### RECORDS FOR THIS EXERCISE ###

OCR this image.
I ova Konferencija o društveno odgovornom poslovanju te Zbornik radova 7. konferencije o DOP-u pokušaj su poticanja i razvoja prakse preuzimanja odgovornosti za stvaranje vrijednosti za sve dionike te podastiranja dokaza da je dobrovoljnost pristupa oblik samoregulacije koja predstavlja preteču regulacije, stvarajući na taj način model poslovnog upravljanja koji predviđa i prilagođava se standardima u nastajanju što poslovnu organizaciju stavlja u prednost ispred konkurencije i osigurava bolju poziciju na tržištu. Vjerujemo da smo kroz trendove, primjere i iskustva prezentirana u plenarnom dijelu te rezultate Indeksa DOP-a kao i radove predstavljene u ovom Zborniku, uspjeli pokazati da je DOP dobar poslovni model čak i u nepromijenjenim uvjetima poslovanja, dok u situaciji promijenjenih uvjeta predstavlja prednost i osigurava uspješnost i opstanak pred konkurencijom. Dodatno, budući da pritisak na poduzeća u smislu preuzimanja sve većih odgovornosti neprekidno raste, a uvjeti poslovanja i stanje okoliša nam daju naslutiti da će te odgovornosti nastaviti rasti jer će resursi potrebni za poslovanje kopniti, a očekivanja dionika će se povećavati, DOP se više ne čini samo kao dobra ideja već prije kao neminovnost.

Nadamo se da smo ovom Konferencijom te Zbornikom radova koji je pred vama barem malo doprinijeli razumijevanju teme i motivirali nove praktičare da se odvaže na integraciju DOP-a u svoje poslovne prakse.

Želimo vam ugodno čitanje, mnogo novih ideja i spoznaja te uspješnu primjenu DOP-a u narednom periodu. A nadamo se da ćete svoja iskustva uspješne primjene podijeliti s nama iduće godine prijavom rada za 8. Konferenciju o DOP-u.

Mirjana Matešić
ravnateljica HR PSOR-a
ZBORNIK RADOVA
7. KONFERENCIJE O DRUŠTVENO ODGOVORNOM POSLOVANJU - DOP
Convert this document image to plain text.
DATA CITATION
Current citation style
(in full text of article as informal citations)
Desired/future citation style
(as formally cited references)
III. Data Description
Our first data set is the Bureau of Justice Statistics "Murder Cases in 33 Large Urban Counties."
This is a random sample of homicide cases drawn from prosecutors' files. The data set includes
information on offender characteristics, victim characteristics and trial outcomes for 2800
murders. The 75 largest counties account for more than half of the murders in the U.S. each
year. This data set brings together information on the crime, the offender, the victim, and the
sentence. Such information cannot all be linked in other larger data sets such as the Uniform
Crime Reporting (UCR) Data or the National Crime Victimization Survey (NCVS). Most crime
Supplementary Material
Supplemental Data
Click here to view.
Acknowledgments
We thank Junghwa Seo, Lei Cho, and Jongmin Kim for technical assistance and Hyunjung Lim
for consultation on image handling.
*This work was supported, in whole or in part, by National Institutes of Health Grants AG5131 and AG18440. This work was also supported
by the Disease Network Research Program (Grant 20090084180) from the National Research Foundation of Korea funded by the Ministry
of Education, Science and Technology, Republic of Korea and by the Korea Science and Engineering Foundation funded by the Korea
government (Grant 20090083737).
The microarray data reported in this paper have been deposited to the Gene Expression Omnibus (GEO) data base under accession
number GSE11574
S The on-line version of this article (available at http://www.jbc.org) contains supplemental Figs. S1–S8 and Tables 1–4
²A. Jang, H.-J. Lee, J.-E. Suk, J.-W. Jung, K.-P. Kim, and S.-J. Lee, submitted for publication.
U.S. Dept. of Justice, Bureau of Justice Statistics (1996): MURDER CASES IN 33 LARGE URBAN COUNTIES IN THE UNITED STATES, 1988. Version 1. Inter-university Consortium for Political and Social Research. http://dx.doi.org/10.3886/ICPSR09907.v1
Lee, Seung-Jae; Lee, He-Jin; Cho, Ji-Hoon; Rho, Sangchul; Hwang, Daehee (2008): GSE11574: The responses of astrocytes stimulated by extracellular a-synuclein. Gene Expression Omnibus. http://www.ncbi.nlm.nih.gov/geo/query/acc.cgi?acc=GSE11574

###

TASK PROMPT: Every word of every entry must be returned as it appears.

RESPONSE TO THIS TASK:
OCR this image.
I ova Konferencija o društveno odgovornom poslovanju te Zbornik radova 7. konferencije o DOP-u pokušaj su poticanja i razvoja prakse preuzimanja odgovornosti za stvaranje vrijednosti za sve dionike te podastiranja dokaza da je dobrovoljnost pristupa oblik samoregulacije koja predstavlja preteču regulacije, stvarajući na taj način model poslovnog upravljanja koji predviđa i prilagođava se standardima u nastajanju što poslovnu organizaciju stavlja u prednost ispred konkurencije i osigurava bolju poziciju na tržištu. Vjerujemo da smo kroz trendove, primjere i iskustva prezentirana u plenarnom dijelu te rezultate Indeksa DOP-a kao i radove predstavljene u ovom Zborniku, uspjeli pokazati da je DOP dobar poslovni model čak i u nepromijenjenim uvjetima poslovanja, dok u situaciji promijenjenih uvjeta predstavlja prednost i osigurava uspješnost i opstanak pred konkurencijom. Dodatno, budući da pritisak na poduzeća u smislu preuzimanja sve većih odgovornosti neprekidno raste, a uvjeti poslovanja i stanje okoliša nam daju naslutiti da će te odgovornosti nastaviti rasti jer će resursi potrebni za poslovanje kopniti, a očekivanja dionika će se povećavati, DOP se više ne čini samo kao dobra ideja već prije kao neminovnost.

Nadamo se da smo ovom Konferencijom te Zbornikom radova koji je pred vama barem malo doprinijeli razumijevanju teme i motivirali nove praktičare da se odvaže na integraciju DOP-a u svoje poslovne prakse.

Želimo vam ugodno čitanje, mnogo novih ideja i spoznaja te uspješnu primjenu DOP-a u narednom periodu. A nadamo se da ćete svoja iskustva uspješne primjene podijeliti s nama iduće godine prijavom rada za 8. Konferenciju o DOP-u.

Mirjana Matešić
ravnateljica HR PSOR-a
ZBORNIK RADOVA
7. KONFERENCIJE O DRUŠTVENO ODGOVORNOM POSLOVANJU - DOP
Convert this document image to plain text.
DATA CITATION
Current citation style
(in full text of article as informal citations)
Desired/future citation style
(as formally cited references)
III. Data Description
Our first data set is the Bureau of Justice Statistics "Murder Cases in 33 Large Urban Counties."
This is a random sample of homicide cases drawn from prosecutors' files. The data set includes
information on offender characteristics, victim characteristics and trial outcomes for 2800
murders. The 75 largest counties account for more than half of the murders in the U.S. each
year. This data set brings together information on the crime, the offender, the victim, and the
sentence. Such information cannot all be linked in other larger data sets such as the Uniform
Crime Reporting (UCR) Data or the National Crime Victimization Survey (NCVS). Most crime
Supplementary Material
Supplemental Data
Click here to view.
Acknowledgments
We thank Junghwa Seo, Lei Cho, and Jongmin Kim for technical assistance and Hyunjung Lim
for consultation on image handling.
*This work was supported, in whole or in part, by National Institutes of Health Grants AG5131 and AG18440. This work was also supported
by the Disease Network Research Program (Grant 20090084180) from the National Research Foundation of Korea funded by the Ministry
of Education, Science and Technology, Republic of Korea and by the Korea Science and Engineering Foundation funded by the Korea
government (Grant 20090083737).
The microarray data reported in this paper have been deposited to the Gene Expression Omnibus (GEO) data base under accession
number GSE11574
S The on-line version of this article (available at http://www.jbc.org) contains supplemental Figs. S1–S8 and Tables 1–4
²A. Jang, H.-J. Lee, J.-E. Suk, J.-W. Jung, K.-P. Kim, and S.-J. Lee, submitted for publication.
U.S. Dept. of Justice, Bureau of Justice Statistics (1996): MURDER CASES IN 33 LARGE URBAN COUNTIES IN THE UNITED STATES, 1988. Version 1. Inter-university Consortium for Political and Social Research. http://dx.doi.org/10.3886/ICPSR09907.v1
Lee, Seung-Jae; Lee, He-Jin; Cho, Ji-Hoon; Rho, Sangchul; Hwang, Daehee (2008): GSE11574: The responses of astrocytes stimulated by extracellular a-synuclein. Gene Expression Omnibus. http://www.ncbi.nlm.nih.gov/geo/query/acc.cgi?acc=GSE11574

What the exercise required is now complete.